## BEGIN RAW DATA
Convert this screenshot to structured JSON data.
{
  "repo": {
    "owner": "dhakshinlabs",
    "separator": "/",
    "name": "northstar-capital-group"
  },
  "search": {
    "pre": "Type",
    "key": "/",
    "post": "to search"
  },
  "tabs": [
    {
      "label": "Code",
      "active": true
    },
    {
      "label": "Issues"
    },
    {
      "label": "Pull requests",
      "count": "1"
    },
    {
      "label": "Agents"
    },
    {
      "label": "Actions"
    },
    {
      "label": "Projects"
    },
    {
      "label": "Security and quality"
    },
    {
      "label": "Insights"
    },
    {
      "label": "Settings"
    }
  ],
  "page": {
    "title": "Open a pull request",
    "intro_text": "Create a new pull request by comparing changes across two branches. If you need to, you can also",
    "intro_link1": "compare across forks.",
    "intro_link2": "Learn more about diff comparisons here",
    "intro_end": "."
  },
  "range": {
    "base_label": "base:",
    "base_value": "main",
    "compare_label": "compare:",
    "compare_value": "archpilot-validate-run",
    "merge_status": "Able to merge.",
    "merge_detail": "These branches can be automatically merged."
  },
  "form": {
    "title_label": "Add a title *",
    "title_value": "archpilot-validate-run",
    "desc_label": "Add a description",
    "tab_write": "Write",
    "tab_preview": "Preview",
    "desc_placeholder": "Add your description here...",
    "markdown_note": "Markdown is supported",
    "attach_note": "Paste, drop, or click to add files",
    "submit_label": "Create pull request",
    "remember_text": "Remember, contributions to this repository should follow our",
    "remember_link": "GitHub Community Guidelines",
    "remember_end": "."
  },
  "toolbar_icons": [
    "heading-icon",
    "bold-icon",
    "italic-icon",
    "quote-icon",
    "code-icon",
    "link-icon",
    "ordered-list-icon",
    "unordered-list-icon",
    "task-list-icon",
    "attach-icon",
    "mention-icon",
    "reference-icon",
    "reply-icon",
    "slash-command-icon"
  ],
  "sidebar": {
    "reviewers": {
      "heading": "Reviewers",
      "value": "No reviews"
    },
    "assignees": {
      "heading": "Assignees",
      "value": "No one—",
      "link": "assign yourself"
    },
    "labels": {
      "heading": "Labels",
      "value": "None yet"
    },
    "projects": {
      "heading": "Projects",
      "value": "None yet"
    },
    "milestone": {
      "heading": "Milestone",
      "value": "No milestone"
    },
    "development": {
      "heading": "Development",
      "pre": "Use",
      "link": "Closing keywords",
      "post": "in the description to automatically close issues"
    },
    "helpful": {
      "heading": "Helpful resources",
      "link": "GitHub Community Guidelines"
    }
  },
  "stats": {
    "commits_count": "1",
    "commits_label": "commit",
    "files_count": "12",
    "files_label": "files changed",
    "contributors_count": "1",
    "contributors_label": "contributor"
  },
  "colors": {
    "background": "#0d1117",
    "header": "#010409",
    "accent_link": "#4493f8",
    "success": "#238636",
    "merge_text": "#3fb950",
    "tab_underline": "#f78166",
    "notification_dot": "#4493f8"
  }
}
## END RAW DATA
## BEGIN RAW DATA
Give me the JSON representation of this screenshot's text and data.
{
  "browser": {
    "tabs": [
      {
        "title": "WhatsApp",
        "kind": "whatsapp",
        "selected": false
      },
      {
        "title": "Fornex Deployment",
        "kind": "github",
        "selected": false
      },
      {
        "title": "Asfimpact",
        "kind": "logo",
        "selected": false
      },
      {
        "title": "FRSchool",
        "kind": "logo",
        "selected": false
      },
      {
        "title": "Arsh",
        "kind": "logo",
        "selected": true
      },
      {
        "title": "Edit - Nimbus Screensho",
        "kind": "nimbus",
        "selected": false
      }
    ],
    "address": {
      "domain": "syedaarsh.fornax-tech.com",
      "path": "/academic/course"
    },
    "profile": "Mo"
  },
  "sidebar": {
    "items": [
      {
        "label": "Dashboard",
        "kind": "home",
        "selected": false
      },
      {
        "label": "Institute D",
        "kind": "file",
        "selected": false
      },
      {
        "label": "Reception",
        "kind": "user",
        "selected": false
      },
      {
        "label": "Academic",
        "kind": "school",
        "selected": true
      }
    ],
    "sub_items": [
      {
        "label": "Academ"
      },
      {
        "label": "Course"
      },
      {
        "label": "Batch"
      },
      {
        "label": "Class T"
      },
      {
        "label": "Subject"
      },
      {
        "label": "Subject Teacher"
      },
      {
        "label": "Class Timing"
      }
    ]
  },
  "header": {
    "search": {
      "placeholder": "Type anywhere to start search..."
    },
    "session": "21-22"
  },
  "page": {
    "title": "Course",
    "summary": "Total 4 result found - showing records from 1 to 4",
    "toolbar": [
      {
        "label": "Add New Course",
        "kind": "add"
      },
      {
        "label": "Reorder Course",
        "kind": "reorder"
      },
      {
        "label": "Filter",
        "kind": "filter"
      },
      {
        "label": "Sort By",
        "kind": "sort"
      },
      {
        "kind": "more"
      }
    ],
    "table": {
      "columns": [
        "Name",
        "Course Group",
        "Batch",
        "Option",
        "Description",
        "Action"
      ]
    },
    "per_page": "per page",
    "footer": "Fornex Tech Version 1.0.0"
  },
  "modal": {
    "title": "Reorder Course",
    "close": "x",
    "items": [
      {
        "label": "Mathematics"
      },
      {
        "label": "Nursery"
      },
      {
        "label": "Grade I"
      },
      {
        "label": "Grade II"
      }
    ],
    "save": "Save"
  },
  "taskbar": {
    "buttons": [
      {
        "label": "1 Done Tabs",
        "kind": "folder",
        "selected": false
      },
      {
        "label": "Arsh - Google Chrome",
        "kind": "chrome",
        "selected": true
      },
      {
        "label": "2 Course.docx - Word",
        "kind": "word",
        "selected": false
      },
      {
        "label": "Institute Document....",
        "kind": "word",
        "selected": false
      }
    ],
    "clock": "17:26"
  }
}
## END RAW DATA
PROBLEM TO WORK ON:
Scan the material line by line and report each one that contains "Create".

OUTPUT:
    "intro_text": "Create a new pull request by comparing changes across two branches. If you need to, you can also",
    "submit_label": "Create pull request",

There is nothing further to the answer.